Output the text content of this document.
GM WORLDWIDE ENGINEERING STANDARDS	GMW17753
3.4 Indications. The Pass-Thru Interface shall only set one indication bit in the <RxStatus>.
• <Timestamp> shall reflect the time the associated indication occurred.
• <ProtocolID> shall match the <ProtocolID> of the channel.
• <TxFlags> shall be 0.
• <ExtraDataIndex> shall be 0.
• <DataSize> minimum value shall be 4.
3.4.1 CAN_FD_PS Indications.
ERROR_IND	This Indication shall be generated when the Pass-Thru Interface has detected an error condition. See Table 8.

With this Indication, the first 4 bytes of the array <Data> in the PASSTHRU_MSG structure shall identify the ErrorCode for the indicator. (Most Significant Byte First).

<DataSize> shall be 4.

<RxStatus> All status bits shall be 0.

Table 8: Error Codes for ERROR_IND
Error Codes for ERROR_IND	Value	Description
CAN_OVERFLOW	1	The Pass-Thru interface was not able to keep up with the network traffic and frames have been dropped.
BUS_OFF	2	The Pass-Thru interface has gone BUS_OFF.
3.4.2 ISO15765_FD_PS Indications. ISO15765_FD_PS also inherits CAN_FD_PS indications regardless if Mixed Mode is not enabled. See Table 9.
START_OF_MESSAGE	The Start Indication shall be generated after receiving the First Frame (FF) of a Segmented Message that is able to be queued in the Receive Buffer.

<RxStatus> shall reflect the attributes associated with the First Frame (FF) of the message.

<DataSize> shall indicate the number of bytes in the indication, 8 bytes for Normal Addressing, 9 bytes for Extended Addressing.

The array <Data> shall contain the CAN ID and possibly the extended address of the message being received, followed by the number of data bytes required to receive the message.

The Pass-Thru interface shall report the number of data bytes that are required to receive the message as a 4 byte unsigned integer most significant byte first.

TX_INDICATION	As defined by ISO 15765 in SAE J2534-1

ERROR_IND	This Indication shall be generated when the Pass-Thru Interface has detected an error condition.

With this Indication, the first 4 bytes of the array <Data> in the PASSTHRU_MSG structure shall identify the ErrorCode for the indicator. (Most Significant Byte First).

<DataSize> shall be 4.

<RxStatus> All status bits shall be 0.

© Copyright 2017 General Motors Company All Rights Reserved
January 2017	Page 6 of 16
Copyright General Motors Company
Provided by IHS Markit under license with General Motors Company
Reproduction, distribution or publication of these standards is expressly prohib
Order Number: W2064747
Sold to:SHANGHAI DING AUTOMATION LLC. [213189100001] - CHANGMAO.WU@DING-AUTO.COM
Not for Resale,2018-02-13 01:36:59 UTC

==================================================

What you are asked to do
Please reproduce all of the entries exactly as they stand.

Task response
Output the text content of this document.
GM WORLDWIDE ENGINEERING STANDARDS	GMW17753
3.4 Indications. The Pass-Thru Interface shall only set one indication bit in the <RxStatus>.
• <Timestamp> shall reflect the time the associated indication occurred.
• <ProtocolID> shall match the <ProtocolID> of the channel.
• <TxFlags> shall be 0.
• <ExtraDataIndex> shall be 0.
• <DataSize> minimum value shall be 4.
3.4.1 CAN_FD_PS Indications.
ERROR_IND	This Indication shall be generated when the Pass-Thru Interface has detected an error condition. See Table 8.

With this Indication, the first 4 bytes of the array <Data> in the PASSTHRU_MSG structure shall identify the ErrorCode for the indicator. (Most Significant Byte First).

<DataSize> shall be 4.

<RxStatus> All status bits shall be 0.

Table 8: Error Codes for ERROR_IND
Error Codes for ERROR_IND	Value	Description
CAN_OVERFLOW	1	The Pass-Thru interface was not able to keep up with the network traffic and frames have been dropped.
BUS_OFF	2	The Pass-Thru interface has gone BUS_OFF.
3.4.2 ISO15765_FD_PS Indications. ISO15765_FD_PS also inherits CAN_FD_PS indications regardless if Mixed Mode is not enabled. See Table 9.
START_OF_MESSAGE	The Start Indication shall be generated after receiving the First Frame (FF) of a Segmented Message that is able to be queued in the Receive Buffer.

<RxStatus> shall reflect the attributes associated with the First Frame (FF) of the message.

<DataSize> shall indicate the number of bytes in the indication, 8 bytes for Normal Addressing, 9 bytes for Extended Addressing.

The array <Data> shall contain the CAN ID and possibly the extended address of the message being received, followed by the number of data bytes required to receive the message.

The Pass-Thru interface shall report the number of data bytes that are required to receive the message as a 4 byte unsigned integer most significant byte first.

TX_INDICATION	As defined by ISO 15765 in SAE J2534-1

ERROR_IND	This Indication shall be generated when the Pass-Thru Interface has detected an error condition.

With this Indication, the first 4 bytes of the array <Data> in the PASSTHRU_MSG structure shall identify the ErrorCode for the indicator. (Most Significant Byte First).

<DataSize> shall be 4.

<RxStatus> All status bits shall be 0.

© Copyright 2017 General Motors Company All Rights Reserved
January 2017	Page 6 of 16
Copyright General Motors Company
Provided by IHS Markit under license with General Motors Company
Reproduction, distribution or publication of these standards is expressly prohib
Order Number: W2064747
Sold to:SHANGHAI DING AUTOMATION LLC. [213189100001] - CHANGMAO.WU@DING-AUTO.COM
Not for Resale,2018-02-13 01:36:59 UTC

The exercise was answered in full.